■ Exercise goal ■
Sort through the entries below and pull out lines containing the word "primêr".

--- START Entries supplied ---

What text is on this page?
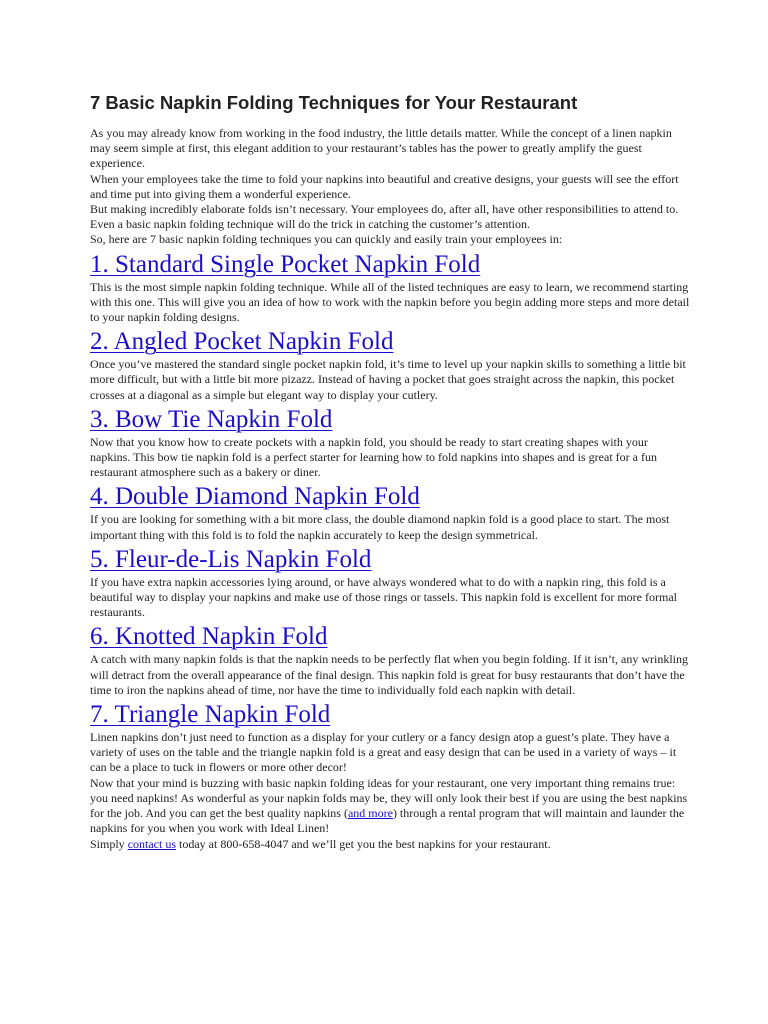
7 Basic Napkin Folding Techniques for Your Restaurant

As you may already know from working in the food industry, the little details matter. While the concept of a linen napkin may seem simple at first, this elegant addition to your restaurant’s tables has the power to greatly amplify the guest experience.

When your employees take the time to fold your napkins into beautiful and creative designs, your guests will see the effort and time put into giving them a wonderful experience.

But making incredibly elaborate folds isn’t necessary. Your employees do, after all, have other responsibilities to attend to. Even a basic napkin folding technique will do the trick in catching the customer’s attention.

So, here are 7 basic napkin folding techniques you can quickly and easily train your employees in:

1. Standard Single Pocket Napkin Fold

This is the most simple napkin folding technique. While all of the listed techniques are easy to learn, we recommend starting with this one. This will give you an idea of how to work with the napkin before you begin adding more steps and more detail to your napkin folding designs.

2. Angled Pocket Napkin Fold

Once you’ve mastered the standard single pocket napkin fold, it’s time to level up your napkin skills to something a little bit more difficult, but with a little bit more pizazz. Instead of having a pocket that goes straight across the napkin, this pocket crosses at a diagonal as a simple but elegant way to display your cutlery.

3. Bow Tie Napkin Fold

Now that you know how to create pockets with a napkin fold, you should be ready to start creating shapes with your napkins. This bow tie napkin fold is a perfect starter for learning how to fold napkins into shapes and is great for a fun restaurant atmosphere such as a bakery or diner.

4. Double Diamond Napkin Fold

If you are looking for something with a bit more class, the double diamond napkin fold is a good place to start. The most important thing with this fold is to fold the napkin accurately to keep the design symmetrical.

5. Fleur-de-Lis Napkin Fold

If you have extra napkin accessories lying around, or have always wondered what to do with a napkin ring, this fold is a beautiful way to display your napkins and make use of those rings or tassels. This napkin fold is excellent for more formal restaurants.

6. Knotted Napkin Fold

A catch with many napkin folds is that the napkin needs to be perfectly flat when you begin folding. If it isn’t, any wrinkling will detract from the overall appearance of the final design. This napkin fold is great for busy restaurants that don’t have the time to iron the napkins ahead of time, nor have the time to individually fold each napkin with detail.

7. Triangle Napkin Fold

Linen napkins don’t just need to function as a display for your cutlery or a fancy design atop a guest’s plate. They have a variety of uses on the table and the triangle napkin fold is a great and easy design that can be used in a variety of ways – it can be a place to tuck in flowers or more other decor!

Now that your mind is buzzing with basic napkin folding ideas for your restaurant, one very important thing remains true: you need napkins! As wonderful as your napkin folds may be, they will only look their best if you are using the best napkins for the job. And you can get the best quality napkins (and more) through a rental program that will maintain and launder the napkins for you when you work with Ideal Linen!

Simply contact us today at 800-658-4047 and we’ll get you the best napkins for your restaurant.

--- END Entries supplied ---
--- START Entries supplied ---

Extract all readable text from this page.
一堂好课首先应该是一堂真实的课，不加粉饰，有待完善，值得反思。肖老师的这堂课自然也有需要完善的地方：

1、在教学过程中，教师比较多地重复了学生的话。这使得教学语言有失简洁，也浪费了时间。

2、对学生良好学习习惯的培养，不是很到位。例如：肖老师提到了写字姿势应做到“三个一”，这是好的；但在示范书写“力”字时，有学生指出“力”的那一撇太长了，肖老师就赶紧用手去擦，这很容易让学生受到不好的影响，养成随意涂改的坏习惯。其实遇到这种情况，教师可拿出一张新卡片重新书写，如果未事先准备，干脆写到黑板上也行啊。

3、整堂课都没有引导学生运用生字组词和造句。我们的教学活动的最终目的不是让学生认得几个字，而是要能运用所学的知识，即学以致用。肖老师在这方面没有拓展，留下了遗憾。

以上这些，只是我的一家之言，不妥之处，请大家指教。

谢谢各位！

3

--- END Entries supplied ---
--- START Entries supplied ---

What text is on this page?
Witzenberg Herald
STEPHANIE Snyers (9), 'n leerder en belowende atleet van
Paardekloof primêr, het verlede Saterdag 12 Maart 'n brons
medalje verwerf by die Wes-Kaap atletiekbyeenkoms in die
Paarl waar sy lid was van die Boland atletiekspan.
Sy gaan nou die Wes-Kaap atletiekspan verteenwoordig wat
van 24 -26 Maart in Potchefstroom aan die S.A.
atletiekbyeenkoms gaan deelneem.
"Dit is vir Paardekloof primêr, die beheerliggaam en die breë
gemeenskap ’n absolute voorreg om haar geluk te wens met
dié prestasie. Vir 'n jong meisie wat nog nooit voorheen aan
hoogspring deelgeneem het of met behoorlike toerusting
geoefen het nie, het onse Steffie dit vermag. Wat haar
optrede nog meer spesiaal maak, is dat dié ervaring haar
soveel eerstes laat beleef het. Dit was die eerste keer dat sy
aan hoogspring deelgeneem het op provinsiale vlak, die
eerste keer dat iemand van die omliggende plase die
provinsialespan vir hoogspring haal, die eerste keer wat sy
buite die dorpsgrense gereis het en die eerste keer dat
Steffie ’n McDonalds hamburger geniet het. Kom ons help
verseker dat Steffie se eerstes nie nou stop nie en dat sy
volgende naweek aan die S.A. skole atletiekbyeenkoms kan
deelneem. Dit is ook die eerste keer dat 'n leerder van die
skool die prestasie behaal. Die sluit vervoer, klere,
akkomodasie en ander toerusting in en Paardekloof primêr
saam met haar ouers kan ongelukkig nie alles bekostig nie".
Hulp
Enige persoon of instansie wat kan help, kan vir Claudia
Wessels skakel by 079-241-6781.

--- END Entries supplied ---

■ Completed task ■
Paardekloof primêr, het verlede Saterdag 12 Maart 'n brons
"Dit is vir Paardekloof primêr, die beheerliggaam en die breë
akkomodasie en ander toerusting in en Paardekloof primêr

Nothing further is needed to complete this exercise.